>> start Source material

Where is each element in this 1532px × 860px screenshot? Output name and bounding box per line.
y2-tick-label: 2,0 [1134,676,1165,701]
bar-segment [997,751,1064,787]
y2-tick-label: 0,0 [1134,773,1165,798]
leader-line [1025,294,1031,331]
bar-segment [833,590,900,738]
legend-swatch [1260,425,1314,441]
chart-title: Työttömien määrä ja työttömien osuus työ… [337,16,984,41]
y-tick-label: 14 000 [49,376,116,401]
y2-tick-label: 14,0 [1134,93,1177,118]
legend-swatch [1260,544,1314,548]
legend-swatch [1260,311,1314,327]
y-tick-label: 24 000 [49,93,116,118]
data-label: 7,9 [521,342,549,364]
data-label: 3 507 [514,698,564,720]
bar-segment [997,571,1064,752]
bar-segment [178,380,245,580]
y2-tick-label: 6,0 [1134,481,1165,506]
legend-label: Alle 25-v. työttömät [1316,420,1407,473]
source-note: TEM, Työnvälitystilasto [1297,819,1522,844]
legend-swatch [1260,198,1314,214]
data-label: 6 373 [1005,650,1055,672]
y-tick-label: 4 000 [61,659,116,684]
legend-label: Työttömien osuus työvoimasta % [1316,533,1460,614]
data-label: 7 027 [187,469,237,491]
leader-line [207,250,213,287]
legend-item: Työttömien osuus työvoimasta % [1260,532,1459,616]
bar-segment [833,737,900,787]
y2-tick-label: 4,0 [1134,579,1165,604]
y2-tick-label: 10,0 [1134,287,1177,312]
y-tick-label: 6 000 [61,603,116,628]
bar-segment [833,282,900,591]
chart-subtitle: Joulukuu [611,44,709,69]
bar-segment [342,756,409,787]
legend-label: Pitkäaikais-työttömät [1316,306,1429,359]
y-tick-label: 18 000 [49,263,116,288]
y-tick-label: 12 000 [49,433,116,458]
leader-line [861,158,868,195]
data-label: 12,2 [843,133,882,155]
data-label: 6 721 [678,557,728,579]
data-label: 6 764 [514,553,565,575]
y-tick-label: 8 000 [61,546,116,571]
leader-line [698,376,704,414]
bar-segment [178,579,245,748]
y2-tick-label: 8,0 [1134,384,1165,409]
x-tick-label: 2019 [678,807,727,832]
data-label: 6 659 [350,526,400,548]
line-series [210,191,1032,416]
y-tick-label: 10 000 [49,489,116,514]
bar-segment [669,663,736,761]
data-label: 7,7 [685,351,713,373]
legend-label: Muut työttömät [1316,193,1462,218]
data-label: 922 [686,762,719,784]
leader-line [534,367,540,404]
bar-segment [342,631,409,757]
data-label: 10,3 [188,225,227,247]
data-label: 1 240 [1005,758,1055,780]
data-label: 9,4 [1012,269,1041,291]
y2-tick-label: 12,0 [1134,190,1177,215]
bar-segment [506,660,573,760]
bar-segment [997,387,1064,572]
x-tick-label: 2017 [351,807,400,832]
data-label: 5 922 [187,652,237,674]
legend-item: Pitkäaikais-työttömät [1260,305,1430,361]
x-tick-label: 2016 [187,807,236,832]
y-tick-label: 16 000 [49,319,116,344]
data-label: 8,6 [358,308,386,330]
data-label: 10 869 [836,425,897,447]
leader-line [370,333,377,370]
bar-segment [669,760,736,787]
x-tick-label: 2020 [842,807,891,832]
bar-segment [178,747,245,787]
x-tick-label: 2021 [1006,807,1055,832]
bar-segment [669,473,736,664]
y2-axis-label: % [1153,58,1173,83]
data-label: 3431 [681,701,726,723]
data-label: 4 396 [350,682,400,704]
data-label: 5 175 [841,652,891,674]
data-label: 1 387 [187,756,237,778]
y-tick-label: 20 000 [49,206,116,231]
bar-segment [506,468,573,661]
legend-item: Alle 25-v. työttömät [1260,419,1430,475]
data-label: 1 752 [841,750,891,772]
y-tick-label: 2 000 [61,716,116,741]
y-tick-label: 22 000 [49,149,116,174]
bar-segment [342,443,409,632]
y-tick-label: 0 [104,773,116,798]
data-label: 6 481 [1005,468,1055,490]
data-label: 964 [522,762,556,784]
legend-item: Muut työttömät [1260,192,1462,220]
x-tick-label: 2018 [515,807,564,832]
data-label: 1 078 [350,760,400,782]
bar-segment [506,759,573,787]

>> end Source material

What you have to do: Transcribe every line of the entries above verbatim, keeping the original order.

The result:
Where is each element in this 1532px × 860px screenshot? Output name and bounding box per line.
y2-tick-label: 2,0 [1134,676,1165,701]
bar-segment [997,751,1064,787]
y2-tick-label: 0,0 [1134,773,1165,798]
leader-line [1025,294,1031,331]
bar-segment [833,590,900,738]
legend-swatch [1260,425,1314,441]
chart-title: Työttömien määrä ja työttömien osuus työ… [337,16,984,41]
y-tick-label: 14 000 [49,376,116,401]
y2-tick-label: 14,0 [1134,93,1177,118]
legend-swatch [1260,544,1314,548]
legend-swatch [1260,311,1314,327]
y-tick-label: 24 000 [49,93,116,118]
data-label: 7,9 [521,342,549,364]
data-label: 3 507 [514,698,564,720]
bar-segment [997,571,1064,752]
bar-segment [178,380,245,580]
y2-tick-label: 6,0 [1134,481,1165,506]
legend-label: Alle 25-v. työttömät [1316,420,1407,473]
source-note: TEM, Työnvälitystilasto [1297,819,1522,844]
legend-swatch [1260,198,1314,214]
data-label: 6 373 [1005,650,1055,672]
y-tick-label: 4 000 [61,659,116,684]
legend-label: Työttömien osuus työvoimasta % [1316,533,1460,614]
data-label: 7 027 [187,469,237,491]
leader-line [207,250,213,287]
legend-item: Työttömien osuus työvoimasta % [1260,532,1459,616]
bar-segment [833,737,900,787]
y2-tick-label: 4,0 [1134,579,1165,604]
y2-tick-label: 10,0 [1134,287,1177,312]
y-tick-label: 6 000 [61,603,116,628]
bar-segment [833,282,900,591]
chart-subtitle: Joulukuu [611,44,709,69]
bar-segment [342,756,409,787]
legend-label: Pitkäaikais-työttömät [1316,306,1429,359]
y-tick-label: 18 000 [49,263,116,288]
y-tick-label: 12 000 [49,433,116,458]
leader-line [861,158,868,195]
data-label: 12,2 [843,133,882,155]
data-label: 6 721 [678,557,728,579]
data-label: 6 764 [514,553,565,575]
y-tick-label: 8 000 [61,546,116,571]
leader-line [698,376,704,414]
bar-segment [178,579,245,748]
y2-tick-label: 8,0 [1134,384,1165,409]
x-tick-label: 2019 [678,807,727,832]
data-label: 6 659 [350,526,400,548]
line-series [210,191,1032,416]
y-tick-label: 10 000 [49,489,116,514]
bar-segment [669,663,736,761]
data-label: 7,7 [685,351,713,373]
legend-label: Muut työttömät [1316,193,1462,218]
data-label: 922 [686,762,719,784]
leader-line [534,367,540,404]
bar-segment [342,631,409,757]
data-label: 10,3 [188,225,227,247]
data-label: 1 240 [1005,758,1055,780]
data-label: 9,4 [1012,269,1041,291]
y2-tick-label: 12,0 [1134,190,1177,215]
bar-segment [506,660,573,760]
bar-segment [997,387,1064,572]
x-tick-label: 2017 [351,807,400,832]
data-label: 5 922 [187,652,237,674]
legend-item: Pitkäaikais-työttömät [1260,305,1430,361]
x-tick-label: 2016 [187,807,236,832]
y-tick-label: 16 000 [49,319,116,344]
data-label: 8,6 [358,308,386,330]
data-label: 10 869 [836,425,897,447]
leader-line [370,333,377,370]
bar-segment [669,760,736,787]
x-tick-label: 2020 [842,807,891,832]
bar-segment [178,747,245,787]
x-tick-label: 2021 [1006,807,1055,832]
bar-segment [669,473,736,664]
y2-axis-label: % [1153,58,1173,83]
data-label: 3431 [681,701,726,723]
data-label: 4 396 [350,682,400,704]
data-label: 5 175 [841,652,891,674]
data-label: 1 387 [187,756,237,778]
y-tick-label: 20 000 [49,206,116,231]
bar-segment [506,468,573,661]
legend-item: Alle 25-v. työttömät [1260,419,1430,475]
data-label: 1 752 [841,750,891,772]
y-tick-label: 2 000 [61,716,116,741]
y-tick-label: 22 000 [49,149,116,174]
bar-segment [342,443,409,632]
y-tick-label: 0 [104,773,116,798]
data-label: 6 481 [1005,468,1055,490]
data-label: 964 [522,762,556,784]
legend-item: Muut työttömät [1260,192,1462,220]
x-tick-label: 2018 [515,807,564,832]
data-label: 1 078 [350,760,400,782]
bar-segment [506,759,573,787]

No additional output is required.